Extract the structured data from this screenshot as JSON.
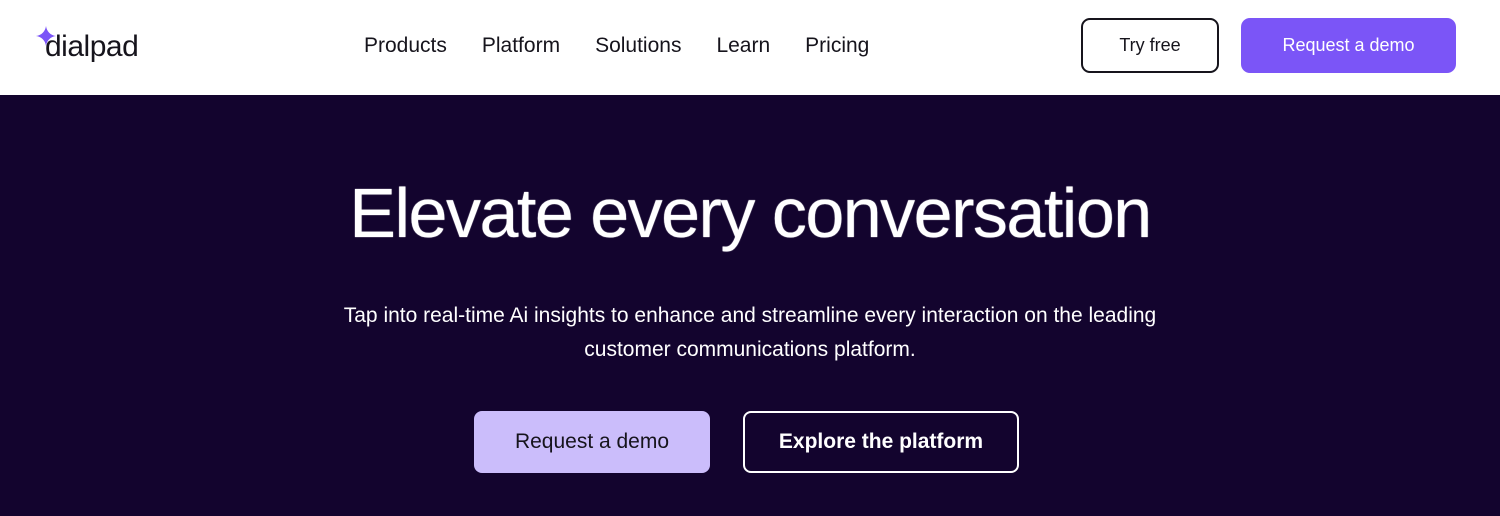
{
  "brand": {
    "logo_text": "dialpad",
    "logo_icon": "sparkle-icon",
    "accent_color": "#7b55f7"
  },
  "nav": {
    "items": [
      {
        "label": "Products"
      },
      {
        "label": "Platform"
      },
      {
        "label": "Solutions"
      },
      {
        "label": "Learn"
      },
      {
        "label": "Pricing"
      }
    ]
  },
  "header_actions": {
    "try_free_label": "Try free",
    "request_demo_label": "Request a demo"
  },
  "hero": {
    "title": "Elevate every conversation",
    "subtitle": "Tap into real-time Ai insights to enhance and streamline every interaction on the leading customer communications platform.",
    "primary_cta": "Request a demo",
    "secondary_cta": "Explore the platform",
    "background_color": "#13042e",
    "primary_cta_color": "#cbbdfb"
  }
}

» **TASK REQUIREMENTS**
Transcribe every record above exactly, leaving out the pictures.

» **SOLUTION TO THE EXERCISE**
Extract the structured data from this screenshot as JSON.
{
  "brand": {
    "logo_text": "dialpad",
    "logo_icon": "sparkle-icon",
    "accent_color": "#7b55f7"
  },
  "nav": {
    "items": [
      {
        "label": "Products"
      },
      {
        "label": "Platform"
      },
      {
        "label": "Solutions"
      },
      {
        "label": "Learn"
      },
      {
        "label": "Pricing"
      }
    ]
  },
  "header_actions": {
    "try_free_label": "Try free",
    "request_demo_label": "Request a demo"
  },
  "hero": {
    "title": "Elevate every conversation",
    "subtitle": "Tap into real-time Ai insights to enhance and streamline every interaction on the leading customer communications platform.",
    "primary_cta": "Request a demo",
    "secondary_cta": "Explore the platform",
    "background_color": "#13042e",
    "primary_cta_color": "#cbbdfb"
  }
}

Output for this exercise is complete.